=== Data entries ===
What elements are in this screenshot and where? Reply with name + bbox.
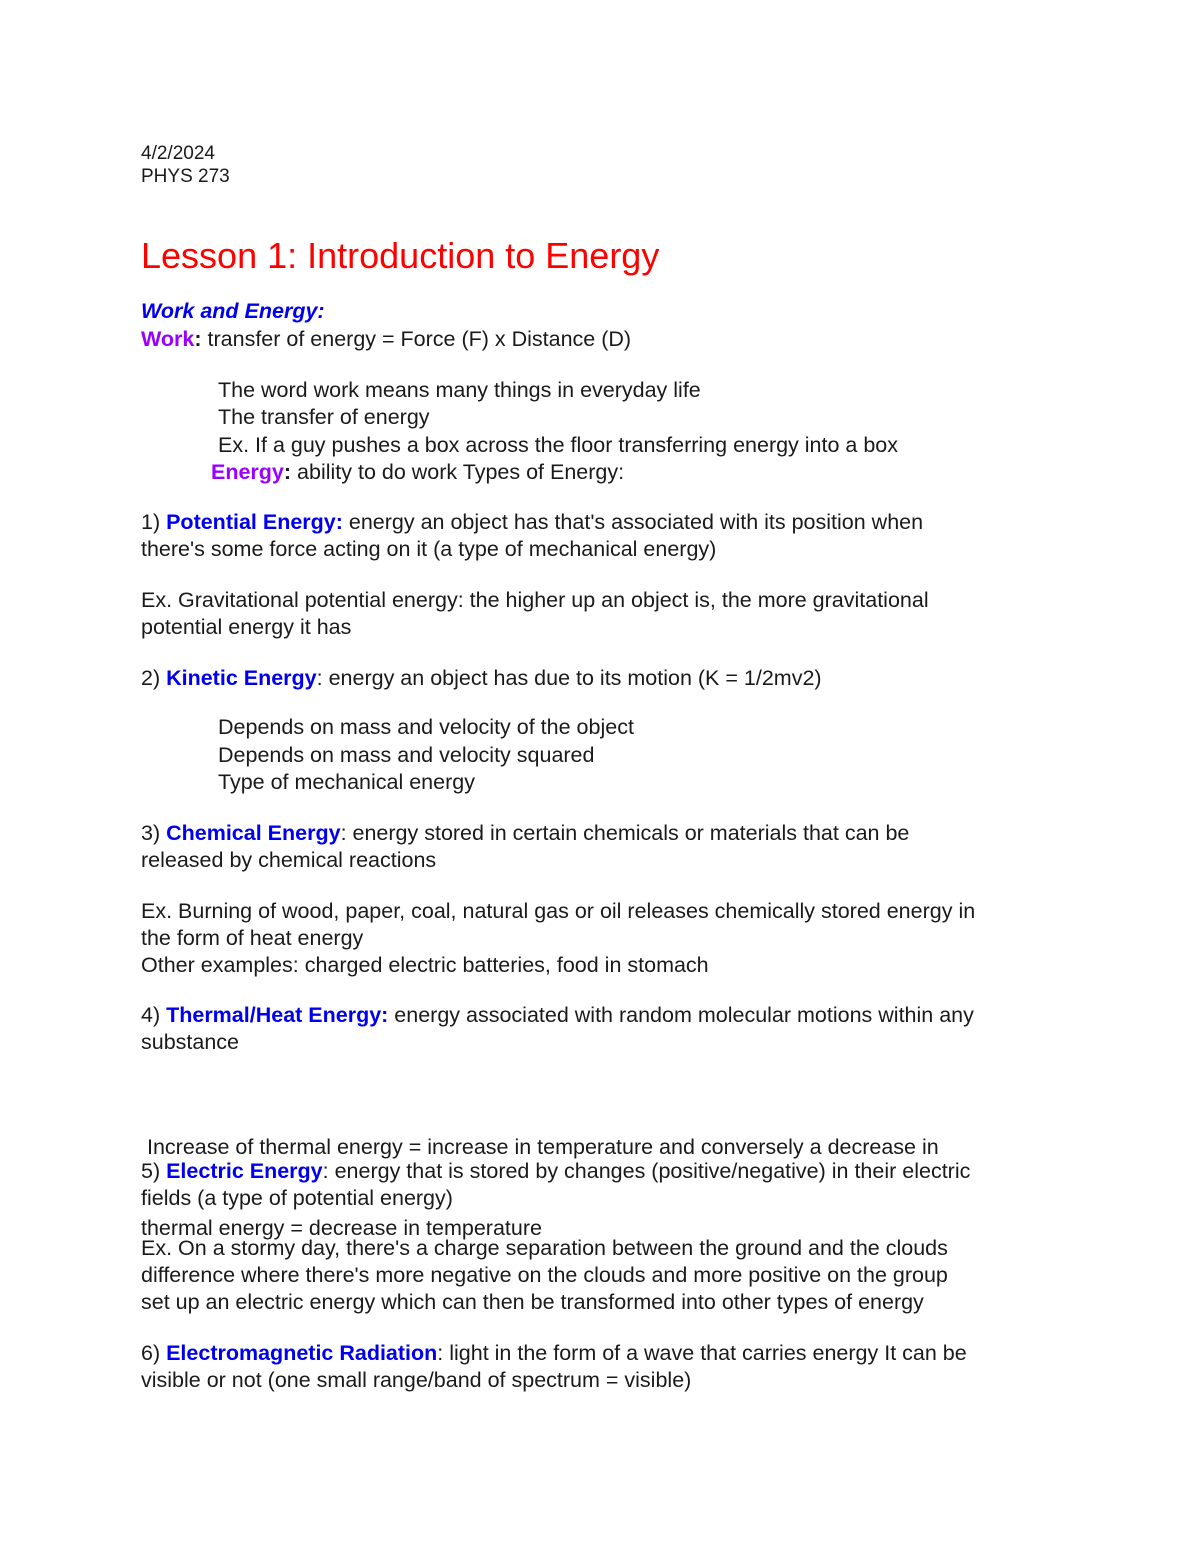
type-number: 4) [141, 1003, 167, 1027]
type-number: 1) [141, 510, 167, 534]
example-line: the form of heat energy [141, 926, 364, 950]
section-heading: Work and Energy: [141, 299, 325, 323]
type-term: Chemical Energy [166, 821, 341, 845]
type-electromagnetic [141, 1340, 1071, 1394]
type-def-cont: there's some force acting on it (a type of mechanical energy) [141, 537, 717, 561]
type-number: 3) [141, 821, 167, 845]
work-term: Work [141, 327, 195, 351]
date: 4/2/2024 [141, 143, 215, 164]
type-def-cont: substance [141, 1030, 240, 1054]
energy-colon: : [283, 460, 292, 484]
example-line: difference where there's more negative on the clouds and more positive on the group [141, 1263, 948, 1287]
type-def: : energy stored in certain chemicals or materials that can be [340, 821, 910, 845]
type-term: Thermal/Heat Energy: [166, 1003, 389, 1027]
example-line: Increase of thermal energy = increase in temperature and conversely a decrease in [141, 1135, 939, 1159]
type-def: energy associated with random molecular motions within any [388, 1003, 974, 1027]
type-term: Electromagnetic Radiation [166, 1341, 438, 1365]
type-chemical [141, 820, 1071, 874]
example-line: Ex. Gravitational potential energy: the higher up an object is, the more gravitational [141, 588, 929, 612]
type-term: Electric Energy [166, 1159, 323, 1183]
type-def: energy an object has that's associated with its position when [342, 510, 924, 534]
work-note: The word work means many things in everyday life [218, 378, 701, 402]
type-def: : energy that is stored by changes (positive/negative) in their electric [322, 1159, 971, 1183]
type-def: : energy an object has due to its motion (K = 1/2mv2) [316, 666, 822, 690]
type-number: 6) [141, 1341, 167, 1365]
electric-example [141, 1235, 1071, 1316]
type-term: Potential Energy: [166, 510, 343, 534]
work-colon: : [194, 327, 202, 351]
potential-example [141, 587, 1071, 641]
type-def-cont: fields (a type of potential energy) [141, 1186, 453, 1210]
type-kinetic [141, 665, 1071, 692]
type-def: : light in the form of a wave that carries energy It can be [437, 1341, 967, 1365]
example-line: Ex. On a stormy day, there's a charge separation between the ground and the clouds [141, 1236, 948, 1260]
example-line: Other examples: charged electric batteries, food in stomach [141, 953, 709, 977]
type-electric [141, 1158, 1071, 1212]
type-number: 2) [141, 666, 167, 690]
work-note: The transfer of energy [218, 405, 430, 429]
lesson-title: Lesson 1: Introduction to Energy [141, 235, 660, 276]
example-line: Ex. Burning of wood, paper, coal, natural gas or oil releases chemically stored energy in [141, 899, 976, 923]
example-line: thermal energy = decrease in temperature [141, 1216, 542, 1240]
type-def-cont: visible or not (one small range/band of spectrum = visible) [141, 1368, 692, 1392]
work-note: Ex. If a guy pushes a box across the floor transferring energy into a box [218, 433, 899, 457]
type-def-cont: released by chemical reactions [141, 848, 437, 872]
type-number: 5) [141, 1159, 167, 1183]
kinetic-note: Type of mechanical energy [218, 770, 475, 794]
type-potential [141, 509, 1071, 563]
energy-term: Energy [211, 460, 284, 484]
example-line: potential energy it has [141, 615, 352, 639]
kinetic-note: Depends on mass and velocity squared [218, 743, 595, 767]
energy-definition [211, 459, 624, 486]
kinetic-note: Depends on mass and velocity of the object [218, 715, 634, 739]
chemical-example [141, 898, 1071, 979]
work-def: transfer of energy = Force (F) x Distance (D) [201, 327, 632, 351]
type-thermal [141, 1002, 1071, 1056]
type-term: Kinetic Energy [166, 666, 317, 690]
course-code: PHYS 273 [141, 166, 230, 187]
work-definition [141, 326, 631, 353]
example-line: set up an electric energy which can then be transformed into other types of energy [141, 1290, 924, 1314]
energy-def: ability to do work Types of Energy: [291, 460, 625, 484]
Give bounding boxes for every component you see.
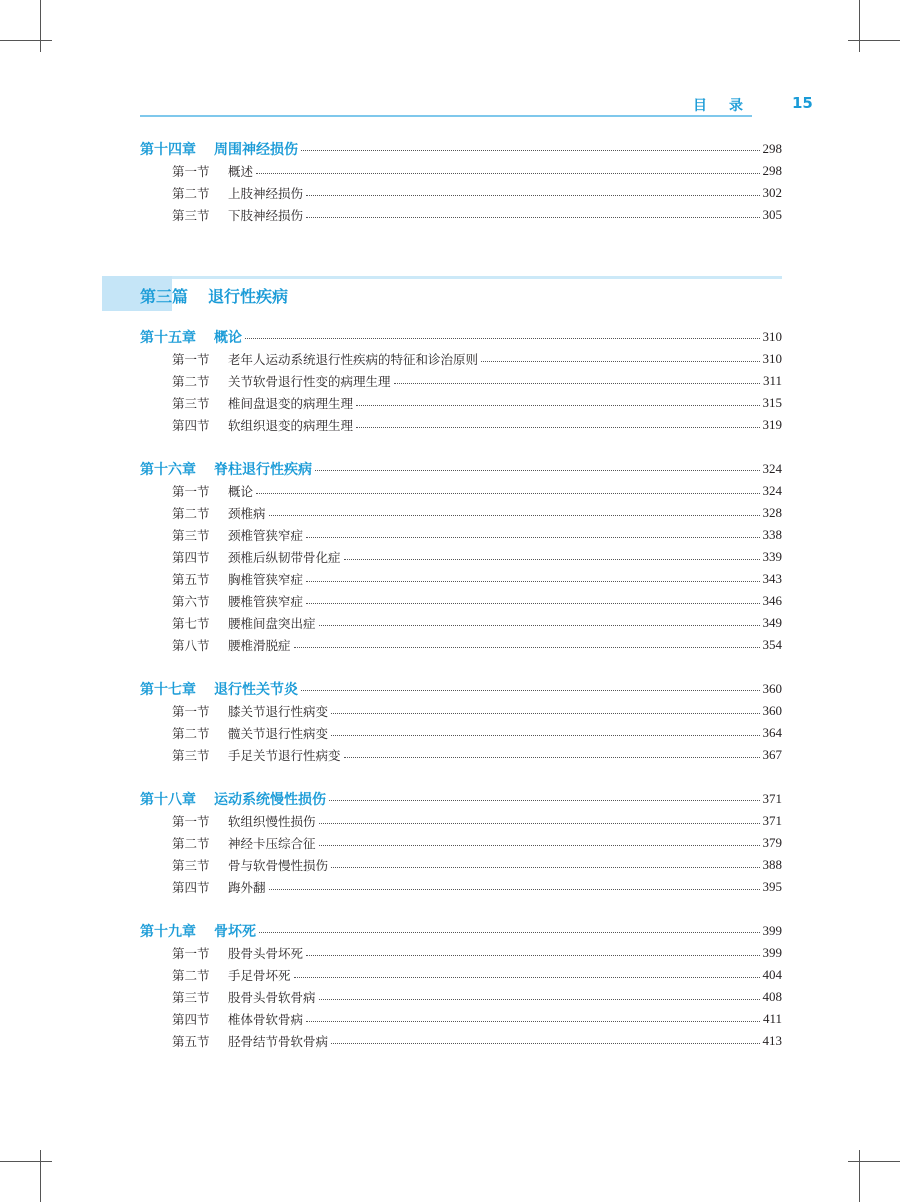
section-entry-page: 311: [762, 373, 782, 388]
section-entry-label: 第三节: [172, 528, 210, 543]
toc-after-part: [140, 325, 782, 1052]
section-entry-label: 第四节: [172, 1012, 210, 1027]
dot-leader: [245, 338, 760, 339]
section-entry-page: 413: [762, 1033, 782, 1048]
chapter-entry-title: 周围神经损伤: [214, 141, 298, 158]
chapter-group: [140, 677, 782, 766]
section-entry-page: 302: [762, 185, 782, 200]
section-entry[interactable]: [140, 700, 782, 722]
section-entry[interactable]: [140, 942, 782, 964]
section-entry-label: 第一节: [172, 352, 210, 367]
section-entry-title: 膝关节退行性病变: [228, 704, 329, 719]
section-entry-page: 379: [762, 835, 782, 850]
dot-leader: [356, 405, 759, 406]
section-entry-title: 胫骨结节骨软骨病: [228, 1034, 329, 1049]
page-number: 15: [792, 94, 813, 112]
crop-mark: [859, 1150, 860, 1202]
section-entry-label: 第三节: [172, 748, 210, 763]
section-entry-page: 328: [762, 505, 782, 520]
section-entry-page: 319: [762, 417, 782, 432]
chapter-entry-page: 360: [762, 680, 782, 696]
crop-mark: [40, 0, 41, 52]
section-entry-label: 第二节: [172, 186, 210, 201]
dot-leader: [306, 195, 759, 196]
section-entry-label: 第三节: [172, 396, 210, 411]
section-entry-title: 颈椎后纵韧带骨化症: [228, 550, 341, 565]
dot-leader: [344, 757, 760, 758]
section-entry-title: 股骨头骨坏死: [228, 946, 304, 961]
section-entry[interactable]: [140, 986, 782, 1008]
chapter-entry-page: 298: [762, 140, 782, 156]
section-entry-label: 第三节: [172, 990, 210, 1005]
dot-leader: [319, 999, 760, 1000]
chapter-group: [140, 137, 782, 226]
dot-leader: [344, 559, 760, 560]
part-rule: [172, 276, 782, 279]
section-entry-label: 第四节: [172, 880, 210, 895]
dot-leader: [306, 955, 759, 956]
part-title: 退行性疾病: [208, 287, 289, 306]
dot-leader: [331, 713, 759, 714]
chapter-entry[interactable]: [140, 137, 782, 160]
section-entry-page: 315: [762, 395, 782, 410]
section-entry[interactable]: [140, 590, 782, 612]
chapter-group: [140, 919, 782, 1052]
chapter-entry-page: 310: [762, 328, 782, 344]
section-entry-label: 第二节: [172, 374, 210, 389]
section-entry-title: 概论: [228, 484, 254, 499]
dot-leader: [331, 1043, 759, 1044]
section-entry[interactable]: [140, 634, 782, 656]
dot-leader: [356, 427, 759, 428]
toc-before-part: [140, 137, 782, 226]
section-entry-page: 339: [762, 549, 782, 564]
chapter-entry-label: 第十五章: [140, 329, 196, 346]
dot-leader: [331, 867, 759, 868]
section-entry-page: 354: [762, 637, 782, 652]
dot-leader: [331, 735, 759, 736]
section-entry-page: 388: [762, 857, 782, 872]
section-entry[interactable]: [140, 480, 782, 502]
chapter-entry-page: 324: [762, 460, 782, 476]
crop-mark: [848, 40, 900, 41]
section-entry[interactable]: [140, 160, 782, 182]
section-entry-label: 第一节: [172, 814, 210, 829]
section-entry-title: 椎间盘退变的病理生理: [228, 396, 354, 411]
section-entry[interactable]: [140, 964, 782, 986]
chapter-group: [140, 787, 782, 898]
section-entry[interactable]: [140, 744, 782, 766]
chapter-entry-label: 第十七章: [140, 681, 196, 698]
dot-leader: [319, 625, 760, 626]
chapter-entry[interactable]: [140, 787, 782, 810]
section-entry-title: 软组织慢性损伤: [228, 814, 316, 829]
dot-leader: [301, 150, 760, 151]
section-entry[interactable]: [140, 854, 782, 876]
chapter-entry[interactable]: [140, 919, 782, 942]
dot-leader: [481, 361, 759, 362]
chapter-entry-title: 骨坏死: [214, 923, 256, 940]
crop-mark: [0, 1161, 52, 1162]
section-entry-title: 骨与软骨慢性损伤: [228, 858, 329, 873]
dot-leader: [269, 889, 760, 890]
section-entry[interactable]: [140, 502, 782, 524]
dot-leader: [394, 383, 760, 384]
chapter-entry-label: 第十四章: [140, 141, 196, 158]
dot-leader: [306, 217, 759, 218]
section-entry[interactable]: [140, 414, 782, 436]
dot-leader: [306, 537, 759, 538]
part-label: 第三篇: [140, 287, 189, 306]
section-entry-page: 395: [762, 879, 782, 894]
section-entry-page: 349: [762, 615, 782, 630]
section-entry-page: 324: [762, 483, 782, 498]
section-entry-page: 305: [762, 207, 782, 222]
section-entry-title: 胸椎管狭窄症: [228, 572, 304, 587]
section-entry-title: 股骨头骨软骨病: [228, 990, 316, 1005]
section-entry[interactable]: [140, 546, 782, 568]
section-entry[interactable]: [140, 568, 782, 590]
section-entry-title: 踇外翻: [228, 880, 266, 895]
dot-leader: [306, 603, 759, 604]
section-entry[interactable]: [140, 612, 782, 634]
section-entry-page: 298: [762, 163, 782, 178]
chapter-entry-title: 概论: [214, 329, 242, 346]
section-entry-label: 第一节: [172, 484, 210, 499]
chapter-entry-title: 脊柱退行性疾病: [214, 461, 312, 478]
section-entry-title: 上肢神经损伤: [228, 186, 304, 201]
chapter-entry-label: 第十六章: [140, 461, 196, 478]
section-entry-page: 310: [762, 351, 782, 366]
section-entry-label: 第三节: [172, 208, 210, 223]
section-entry[interactable]: [140, 182, 782, 204]
section-entry-page: 399: [762, 945, 782, 960]
section-entry-page: 404: [762, 967, 782, 982]
section-entry-page: 367: [762, 747, 782, 762]
section-entry-label: 第七节: [172, 616, 210, 631]
dot-leader: [329, 800, 760, 801]
section-entry[interactable]: [140, 1030, 782, 1052]
section-entry-title: 髋关节退行性病变: [228, 726, 329, 741]
dot-leader: [294, 977, 760, 978]
section-entry-label: 第二节: [172, 506, 210, 521]
chapter-entry-label: 第十八章: [140, 791, 196, 808]
section-entry[interactable]: [140, 832, 782, 854]
section-entry[interactable]: [140, 204, 782, 226]
dot-leader: [301, 690, 760, 691]
crop-mark: [859, 0, 860, 52]
header-rule: [140, 115, 752, 117]
section-entry[interactable]: [140, 392, 782, 414]
section-entry-title: 腰椎滑脱症: [228, 638, 291, 653]
section-entry-label: 第一节: [172, 704, 210, 719]
section-entry-title: 概述: [228, 164, 254, 179]
section-entry[interactable]: [140, 722, 782, 744]
section-entry-label: 第二节: [172, 726, 210, 741]
dot-leader: [306, 581, 759, 582]
dot-leader: [256, 493, 759, 494]
section-entry-title: 颈椎病: [228, 506, 266, 521]
chapter-entry-page: 371: [762, 790, 782, 806]
chapter-entry[interactable]: [140, 677, 782, 700]
dot-leader: [256, 173, 759, 174]
section-entry-page: 343: [762, 571, 782, 586]
section-entry-page: 371: [762, 813, 782, 828]
section-entry-page: 346: [762, 593, 782, 608]
section-entry-label: 第六节: [172, 594, 210, 609]
section-entry-title: 关节软骨退行性变的病理生理: [228, 374, 391, 389]
section-entry-label: 第二节: [172, 968, 210, 983]
dot-leader: [294, 647, 760, 648]
section-entry-label: 第五节: [172, 1034, 210, 1049]
chapter-entry-page: 399: [762, 922, 782, 938]
section-entry[interactable]: [140, 1008, 782, 1030]
section-entry-page: 338: [762, 527, 782, 542]
section-entry-label: 第一节: [172, 164, 210, 179]
section-entry-label: 第八节: [172, 638, 210, 653]
section-entry-page: 408: [762, 989, 782, 1004]
section-entry-label: 第三节: [172, 858, 210, 873]
section-entry-label: 第二节: [172, 836, 210, 851]
section-entry-page: 411: [762, 1011, 782, 1026]
section-entry-title: 颈椎管狭窄症: [228, 528, 304, 543]
section-entry[interactable]: [140, 810, 782, 832]
dot-leader: [319, 823, 760, 824]
chapter-group: [140, 457, 782, 656]
section-entry-title: 腰椎管狭窄症: [228, 594, 304, 609]
section-entry-page: 360: [762, 703, 782, 718]
section-entry-label: 第四节: [172, 550, 210, 565]
section-entry-page: 364: [762, 725, 782, 740]
section-entry-label: 第四节: [172, 418, 210, 433]
section-entry[interactable]: [140, 370, 782, 392]
section-entry[interactable]: [140, 348, 782, 370]
dot-leader: [259, 932, 760, 933]
chapter-entry[interactable]: [140, 457, 782, 480]
crop-mark: [0, 40, 52, 41]
running-header-title: 目录: [693, 98, 765, 114]
section-entry[interactable]: [140, 524, 782, 546]
chapter-entry-title: 退行性关节炎: [214, 681, 298, 698]
chapter-entry[interactable]: [140, 325, 782, 348]
section-entry-title: 椎体骨软骨病: [228, 1012, 304, 1027]
section-entry-title: 手足关节退行性病变: [228, 748, 341, 763]
crop-mark: [848, 1161, 900, 1162]
section-entry[interactable]: [140, 876, 782, 898]
chapter-entry-title: 运动系统慢性损伤: [214, 791, 326, 808]
section-entry-title: 老年人运动系统退行性疾病的特征和诊治原则: [228, 352, 479, 367]
dot-leader: [315, 470, 760, 471]
section-entry-title: 神经卡压综合征: [228, 836, 316, 851]
chapter-entry-label: 第十九章: [140, 923, 196, 940]
crop-mark: [40, 1150, 41, 1202]
dot-leader: [319, 845, 760, 846]
section-entry-title: 腰椎间盘突出症: [228, 616, 316, 631]
chapter-group: [140, 325, 782, 436]
section-entry-label: 第一节: [172, 946, 210, 961]
dot-leader: [269, 515, 760, 516]
dot-leader: [306, 1021, 760, 1022]
section-entry-title: 手足骨坏死: [228, 968, 291, 983]
section-entry-title: 软组织退变的病理生理: [228, 418, 354, 433]
section-entry-title: 下肢神经损伤: [228, 208, 304, 223]
section-entry-label: 第五节: [172, 572, 210, 587]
===
Aim of the task:
Please reproduce the records from the line with "section-entry-page: 311: [762, 373, 782, 388]" to the line with "chapter-entry-title: 周围神经损伤: [214, 141, 298, 158]", replacing "dot-leader" with "leader-line" and leaving everything else unchanged.

Worked answer:
section-entry-page: 311: [762, 373, 782, 388]
section-entry-label: 第三节: [172, 528, 210, 543]
toc-after-part: [140, 325, 782, 1052]
section-entry-label: 第四节: [172, 1012, 210, 1027]
leader-line: [245, 338, 760, 339]
section-entry-page: 413: [762, 1033, 782, 1048]
chapter-entry-title: 周围神经损伤: [214, 141, 298, 158]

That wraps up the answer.